-- WHAT IS BEING ASKED --
Output all the data exactly. Pictures do not belong in the copy.

*** TASK DATA ***

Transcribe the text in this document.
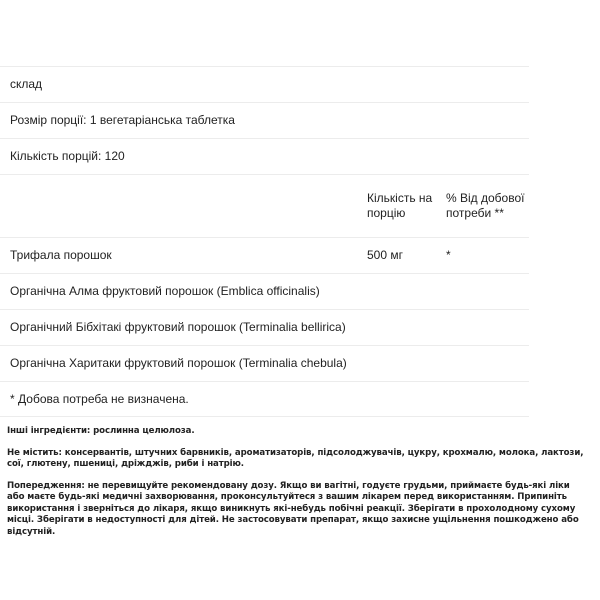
склад
Розмір порції: 1 вегетаріанська таблетка
Кількість порцій: 120
Кількість на порцію
% Від добової потреби **
Трифала порошок	500 мг	*
Органічна Алма фруктовий порошок (Emblica officinalis)
Органічний Бібхітакі фруктовий порошок (Terminalia bellirica)
Органічна Харитаки фруктовий порошок (Terminalia chebula)
* Добова потреба не визначена.

Інші інгредієнти: рослинна целюлоза.

Не містить: консервантів, штучних барвників, ароматизаторів, підсолоджувачів, цукру, крохмалю, молока, лактози, сої, глютену, пшениці, дріжджів, риби і натрію.

Попередження: не перевищуйте рекомендовану дозу. Якщо ви вагітні, годуєте грудьми, приймаєте будь-які ліки або маєте будь-які медичні захворювання, проконсультуйтеся з вашим лікарем перед використанням. Припиніть використання і зверніться до лікаря, якщо виникнуть які-небудь побічні реакції. Зберігати в прохолодному сухому місці. Зберігати в недоступності для дітей. Не застосовувати препарат, якщо захисне ущільнення пошкоджено або відсутній.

***

-- EXERCISE RESPONSE --
Transcribe the text in this document.
склад
Розмір порції: 1 вегетаріанська таблетка
Кількість порцій: 120
Кількість на порцію
% Від добової потреби **
Трифала порошок	500 мг	*
Органічна Алма фруктовий порошок (Emblica officinalis)
Органічний Бібхітакі фруктовий порошок (Terminalia bellirica)
Органічна Харитаки фруктовий порошок (Terminalia chebula)
* Добова потреба не визначена.

Інші інгредієнти: рослинна целюлоза.

Не містить: консервантів, штучних барвників, ароматизаторів, підсолоджувачів, цукру, крохмалю, молока, лактози, сої, глютену, пшениці, дріжджів, риби і натрію.

Попередження: не перевищуйте рекомендовану дозу. Якщо ви вагітні, годуєте грудьми, приймаєте будь-які ліки або маєте будь-які медичні захворювання, проконсультуйтеся з вашим лікарем перед використанням. Припиніть використання і зверніться до лікаря, якщо виникнуть які-небудь побічні реакції. Зберігати в прохолодному сухому місці. Зберігати в недоступності для дітей. Не застосовувати препарат, якщо захисне ущільнення пошкоджено або відсутній.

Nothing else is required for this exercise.